*** Provided records ***

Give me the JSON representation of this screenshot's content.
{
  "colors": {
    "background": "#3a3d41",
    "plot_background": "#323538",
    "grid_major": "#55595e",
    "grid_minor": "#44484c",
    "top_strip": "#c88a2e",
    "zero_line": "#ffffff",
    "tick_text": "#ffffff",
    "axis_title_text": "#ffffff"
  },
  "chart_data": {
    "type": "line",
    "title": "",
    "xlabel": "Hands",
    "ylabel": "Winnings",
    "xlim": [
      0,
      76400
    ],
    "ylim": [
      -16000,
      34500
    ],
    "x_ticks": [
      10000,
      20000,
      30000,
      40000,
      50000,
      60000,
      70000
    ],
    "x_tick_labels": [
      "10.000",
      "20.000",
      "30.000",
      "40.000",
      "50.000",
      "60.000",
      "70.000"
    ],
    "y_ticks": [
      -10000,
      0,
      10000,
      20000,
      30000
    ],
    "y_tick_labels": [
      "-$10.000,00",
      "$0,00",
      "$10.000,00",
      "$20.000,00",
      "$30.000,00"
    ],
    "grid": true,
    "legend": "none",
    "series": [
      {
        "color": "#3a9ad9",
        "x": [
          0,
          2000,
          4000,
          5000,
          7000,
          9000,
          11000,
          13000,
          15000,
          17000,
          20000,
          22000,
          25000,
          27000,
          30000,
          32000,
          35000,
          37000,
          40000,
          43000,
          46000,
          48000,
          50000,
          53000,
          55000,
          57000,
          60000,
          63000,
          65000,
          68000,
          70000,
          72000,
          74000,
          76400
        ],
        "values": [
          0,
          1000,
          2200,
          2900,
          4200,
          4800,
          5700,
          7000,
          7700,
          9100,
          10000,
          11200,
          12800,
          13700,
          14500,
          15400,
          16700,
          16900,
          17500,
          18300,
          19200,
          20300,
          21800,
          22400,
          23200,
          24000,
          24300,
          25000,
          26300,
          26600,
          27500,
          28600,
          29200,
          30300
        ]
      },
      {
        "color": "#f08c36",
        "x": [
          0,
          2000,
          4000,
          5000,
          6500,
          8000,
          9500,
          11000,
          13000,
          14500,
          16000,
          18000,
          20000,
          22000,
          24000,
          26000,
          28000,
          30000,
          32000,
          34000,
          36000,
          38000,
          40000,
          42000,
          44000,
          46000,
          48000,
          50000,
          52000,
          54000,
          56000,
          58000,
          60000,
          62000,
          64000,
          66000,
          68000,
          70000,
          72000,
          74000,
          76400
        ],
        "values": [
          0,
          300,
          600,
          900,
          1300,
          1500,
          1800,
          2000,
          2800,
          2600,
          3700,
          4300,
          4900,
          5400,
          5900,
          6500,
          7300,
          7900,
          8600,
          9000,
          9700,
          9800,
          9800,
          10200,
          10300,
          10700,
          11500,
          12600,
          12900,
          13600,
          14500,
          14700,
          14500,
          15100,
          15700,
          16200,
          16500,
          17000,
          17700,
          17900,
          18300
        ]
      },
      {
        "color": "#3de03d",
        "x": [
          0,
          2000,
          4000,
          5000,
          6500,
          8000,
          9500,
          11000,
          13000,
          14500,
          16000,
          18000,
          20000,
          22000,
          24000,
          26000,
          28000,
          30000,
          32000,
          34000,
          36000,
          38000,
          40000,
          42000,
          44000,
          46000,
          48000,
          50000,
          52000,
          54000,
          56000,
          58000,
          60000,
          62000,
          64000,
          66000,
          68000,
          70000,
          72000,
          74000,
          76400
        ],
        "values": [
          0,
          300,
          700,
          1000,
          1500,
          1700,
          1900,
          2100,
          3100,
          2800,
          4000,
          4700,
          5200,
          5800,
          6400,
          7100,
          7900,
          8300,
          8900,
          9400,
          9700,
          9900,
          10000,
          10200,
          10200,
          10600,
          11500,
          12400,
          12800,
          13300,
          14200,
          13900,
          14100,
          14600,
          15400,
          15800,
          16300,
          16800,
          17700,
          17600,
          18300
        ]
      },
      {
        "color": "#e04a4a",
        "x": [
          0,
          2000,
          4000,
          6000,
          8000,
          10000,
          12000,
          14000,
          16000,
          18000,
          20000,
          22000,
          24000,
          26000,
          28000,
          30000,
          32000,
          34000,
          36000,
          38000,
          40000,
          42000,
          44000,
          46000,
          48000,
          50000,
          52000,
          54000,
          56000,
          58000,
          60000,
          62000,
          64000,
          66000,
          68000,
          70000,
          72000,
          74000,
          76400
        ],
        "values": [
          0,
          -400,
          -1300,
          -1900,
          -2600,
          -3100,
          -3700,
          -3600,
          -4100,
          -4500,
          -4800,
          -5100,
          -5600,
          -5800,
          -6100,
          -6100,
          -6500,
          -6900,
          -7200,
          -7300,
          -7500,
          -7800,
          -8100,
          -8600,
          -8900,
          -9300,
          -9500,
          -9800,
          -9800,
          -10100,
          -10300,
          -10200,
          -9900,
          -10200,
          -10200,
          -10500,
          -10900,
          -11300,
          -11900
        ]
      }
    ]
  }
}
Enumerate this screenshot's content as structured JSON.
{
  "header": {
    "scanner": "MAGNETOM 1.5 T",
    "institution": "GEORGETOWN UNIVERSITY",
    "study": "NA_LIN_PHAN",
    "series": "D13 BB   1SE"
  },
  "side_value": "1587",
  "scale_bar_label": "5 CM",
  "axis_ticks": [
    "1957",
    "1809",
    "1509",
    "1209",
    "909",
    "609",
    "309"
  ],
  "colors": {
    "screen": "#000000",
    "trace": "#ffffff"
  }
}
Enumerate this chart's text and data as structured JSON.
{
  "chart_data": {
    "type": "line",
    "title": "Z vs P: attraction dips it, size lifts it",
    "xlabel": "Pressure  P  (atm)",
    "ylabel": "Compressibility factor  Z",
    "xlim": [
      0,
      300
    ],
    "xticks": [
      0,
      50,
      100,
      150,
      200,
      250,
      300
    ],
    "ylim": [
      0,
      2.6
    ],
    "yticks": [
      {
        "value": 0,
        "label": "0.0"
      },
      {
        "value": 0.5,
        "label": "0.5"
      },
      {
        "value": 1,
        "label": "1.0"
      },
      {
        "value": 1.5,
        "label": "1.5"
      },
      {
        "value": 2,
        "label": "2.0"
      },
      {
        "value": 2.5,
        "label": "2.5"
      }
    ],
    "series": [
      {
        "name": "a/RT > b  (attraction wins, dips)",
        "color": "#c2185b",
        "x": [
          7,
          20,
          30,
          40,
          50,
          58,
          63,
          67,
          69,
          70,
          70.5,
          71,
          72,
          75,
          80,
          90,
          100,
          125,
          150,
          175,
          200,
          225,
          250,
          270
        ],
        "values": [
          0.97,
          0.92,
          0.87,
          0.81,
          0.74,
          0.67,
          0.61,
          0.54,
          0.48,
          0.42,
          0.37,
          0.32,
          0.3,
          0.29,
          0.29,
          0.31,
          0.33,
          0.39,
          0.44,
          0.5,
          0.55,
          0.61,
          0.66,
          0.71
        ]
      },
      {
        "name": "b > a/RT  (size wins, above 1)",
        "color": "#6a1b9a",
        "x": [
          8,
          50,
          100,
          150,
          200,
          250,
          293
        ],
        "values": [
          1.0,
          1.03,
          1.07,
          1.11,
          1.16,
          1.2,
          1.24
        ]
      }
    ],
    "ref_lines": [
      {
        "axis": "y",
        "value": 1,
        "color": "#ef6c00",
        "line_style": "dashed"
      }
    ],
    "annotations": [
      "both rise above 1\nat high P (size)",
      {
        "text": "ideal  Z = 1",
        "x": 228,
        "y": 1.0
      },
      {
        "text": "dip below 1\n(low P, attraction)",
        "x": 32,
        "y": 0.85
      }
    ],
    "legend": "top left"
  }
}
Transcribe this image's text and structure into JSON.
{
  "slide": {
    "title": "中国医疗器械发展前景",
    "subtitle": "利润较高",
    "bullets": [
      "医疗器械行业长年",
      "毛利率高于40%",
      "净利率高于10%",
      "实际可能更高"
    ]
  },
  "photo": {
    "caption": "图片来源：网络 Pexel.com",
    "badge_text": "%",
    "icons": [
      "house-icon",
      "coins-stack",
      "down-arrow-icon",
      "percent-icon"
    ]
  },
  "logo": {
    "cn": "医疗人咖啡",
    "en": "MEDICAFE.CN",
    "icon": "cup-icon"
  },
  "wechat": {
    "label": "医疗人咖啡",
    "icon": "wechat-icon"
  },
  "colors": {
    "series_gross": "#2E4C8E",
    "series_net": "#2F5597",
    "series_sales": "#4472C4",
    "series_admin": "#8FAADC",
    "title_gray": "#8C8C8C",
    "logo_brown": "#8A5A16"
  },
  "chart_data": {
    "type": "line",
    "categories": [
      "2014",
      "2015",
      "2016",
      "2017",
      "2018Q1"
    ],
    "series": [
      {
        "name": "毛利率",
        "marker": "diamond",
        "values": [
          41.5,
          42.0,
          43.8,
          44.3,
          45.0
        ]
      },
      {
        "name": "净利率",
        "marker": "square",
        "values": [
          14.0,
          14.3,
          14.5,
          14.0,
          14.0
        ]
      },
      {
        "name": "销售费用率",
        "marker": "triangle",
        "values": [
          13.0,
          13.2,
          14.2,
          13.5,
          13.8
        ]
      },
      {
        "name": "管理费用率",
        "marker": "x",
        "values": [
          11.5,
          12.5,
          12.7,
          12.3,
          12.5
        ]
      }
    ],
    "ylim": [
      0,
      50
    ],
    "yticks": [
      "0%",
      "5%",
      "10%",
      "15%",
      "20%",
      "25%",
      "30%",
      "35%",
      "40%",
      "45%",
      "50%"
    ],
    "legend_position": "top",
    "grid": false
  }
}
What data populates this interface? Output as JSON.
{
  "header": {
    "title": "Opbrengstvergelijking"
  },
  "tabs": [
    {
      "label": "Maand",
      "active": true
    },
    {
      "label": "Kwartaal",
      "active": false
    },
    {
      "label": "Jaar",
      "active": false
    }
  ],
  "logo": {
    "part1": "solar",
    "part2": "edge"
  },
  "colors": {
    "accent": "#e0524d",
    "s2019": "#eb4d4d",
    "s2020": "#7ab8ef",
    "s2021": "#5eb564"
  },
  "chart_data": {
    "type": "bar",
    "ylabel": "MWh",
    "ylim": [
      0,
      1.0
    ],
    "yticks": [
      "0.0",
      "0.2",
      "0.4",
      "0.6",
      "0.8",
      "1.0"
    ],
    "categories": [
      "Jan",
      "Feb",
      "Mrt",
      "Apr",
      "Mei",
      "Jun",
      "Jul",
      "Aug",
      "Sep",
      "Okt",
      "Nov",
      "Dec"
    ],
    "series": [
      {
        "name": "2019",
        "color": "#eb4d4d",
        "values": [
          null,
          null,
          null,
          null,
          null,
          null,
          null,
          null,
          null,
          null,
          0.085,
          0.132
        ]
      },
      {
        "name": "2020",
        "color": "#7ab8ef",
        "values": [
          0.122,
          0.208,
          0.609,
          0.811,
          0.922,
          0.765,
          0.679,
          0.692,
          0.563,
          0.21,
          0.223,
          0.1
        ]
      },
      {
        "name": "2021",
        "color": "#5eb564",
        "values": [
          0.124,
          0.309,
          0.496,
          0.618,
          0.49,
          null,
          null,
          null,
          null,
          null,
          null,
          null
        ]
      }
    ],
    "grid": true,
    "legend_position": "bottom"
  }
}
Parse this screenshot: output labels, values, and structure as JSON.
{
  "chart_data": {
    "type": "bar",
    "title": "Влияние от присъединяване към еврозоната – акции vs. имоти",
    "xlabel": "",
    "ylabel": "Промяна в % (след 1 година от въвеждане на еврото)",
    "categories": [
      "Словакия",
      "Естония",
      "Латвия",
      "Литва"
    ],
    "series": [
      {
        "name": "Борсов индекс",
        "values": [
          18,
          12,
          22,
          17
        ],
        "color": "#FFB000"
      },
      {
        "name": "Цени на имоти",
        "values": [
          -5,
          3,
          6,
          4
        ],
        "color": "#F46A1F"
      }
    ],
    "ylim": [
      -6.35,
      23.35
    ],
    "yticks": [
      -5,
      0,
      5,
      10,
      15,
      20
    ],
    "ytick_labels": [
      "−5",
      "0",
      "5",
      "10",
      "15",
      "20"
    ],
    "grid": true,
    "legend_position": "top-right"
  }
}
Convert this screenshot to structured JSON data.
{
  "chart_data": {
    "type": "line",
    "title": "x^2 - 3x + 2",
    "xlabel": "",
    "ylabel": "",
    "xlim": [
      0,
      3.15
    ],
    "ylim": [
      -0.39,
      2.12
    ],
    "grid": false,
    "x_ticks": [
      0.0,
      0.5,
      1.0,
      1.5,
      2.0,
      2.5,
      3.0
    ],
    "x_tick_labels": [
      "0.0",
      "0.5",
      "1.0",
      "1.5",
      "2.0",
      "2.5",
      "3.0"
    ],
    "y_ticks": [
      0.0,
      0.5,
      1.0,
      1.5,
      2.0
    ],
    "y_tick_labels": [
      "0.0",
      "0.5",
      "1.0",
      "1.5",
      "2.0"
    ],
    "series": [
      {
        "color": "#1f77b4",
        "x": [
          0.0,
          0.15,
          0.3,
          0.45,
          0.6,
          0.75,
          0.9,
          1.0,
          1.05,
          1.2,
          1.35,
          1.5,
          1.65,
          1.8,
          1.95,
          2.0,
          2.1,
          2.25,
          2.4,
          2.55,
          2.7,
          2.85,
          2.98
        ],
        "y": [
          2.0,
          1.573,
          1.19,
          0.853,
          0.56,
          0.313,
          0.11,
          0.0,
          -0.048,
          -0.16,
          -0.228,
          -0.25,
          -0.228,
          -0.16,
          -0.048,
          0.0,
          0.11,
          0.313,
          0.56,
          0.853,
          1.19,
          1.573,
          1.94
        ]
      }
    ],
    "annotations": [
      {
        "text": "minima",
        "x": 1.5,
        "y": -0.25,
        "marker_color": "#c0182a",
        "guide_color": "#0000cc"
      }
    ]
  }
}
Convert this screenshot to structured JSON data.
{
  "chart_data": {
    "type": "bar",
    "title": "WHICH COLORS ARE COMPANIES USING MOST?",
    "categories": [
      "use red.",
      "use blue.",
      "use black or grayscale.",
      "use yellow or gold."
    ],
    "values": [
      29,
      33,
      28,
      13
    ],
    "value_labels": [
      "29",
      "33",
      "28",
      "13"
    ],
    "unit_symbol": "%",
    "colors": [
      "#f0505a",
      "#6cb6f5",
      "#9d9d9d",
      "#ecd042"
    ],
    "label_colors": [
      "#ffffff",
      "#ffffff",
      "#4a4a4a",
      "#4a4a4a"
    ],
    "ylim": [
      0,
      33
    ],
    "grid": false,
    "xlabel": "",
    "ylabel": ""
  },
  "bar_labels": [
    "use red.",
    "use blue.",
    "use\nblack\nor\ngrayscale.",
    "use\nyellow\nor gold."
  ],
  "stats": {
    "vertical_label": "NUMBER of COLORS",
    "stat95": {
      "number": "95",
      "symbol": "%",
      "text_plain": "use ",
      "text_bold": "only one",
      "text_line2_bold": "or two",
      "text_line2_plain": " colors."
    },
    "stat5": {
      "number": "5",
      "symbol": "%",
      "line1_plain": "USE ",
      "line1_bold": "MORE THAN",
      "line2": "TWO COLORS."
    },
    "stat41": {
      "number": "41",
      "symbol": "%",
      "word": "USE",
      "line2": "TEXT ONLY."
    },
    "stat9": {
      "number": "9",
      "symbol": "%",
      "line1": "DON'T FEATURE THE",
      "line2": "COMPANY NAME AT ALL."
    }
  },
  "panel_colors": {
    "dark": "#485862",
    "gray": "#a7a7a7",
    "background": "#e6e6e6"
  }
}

***

Problem details: Using the material above, copy every line in which the string "Enumerate" occurs.

Result for this task:
Enumerate this screenshot's content as structured JSON.
Enumerate this chart's text and data as structured JSON.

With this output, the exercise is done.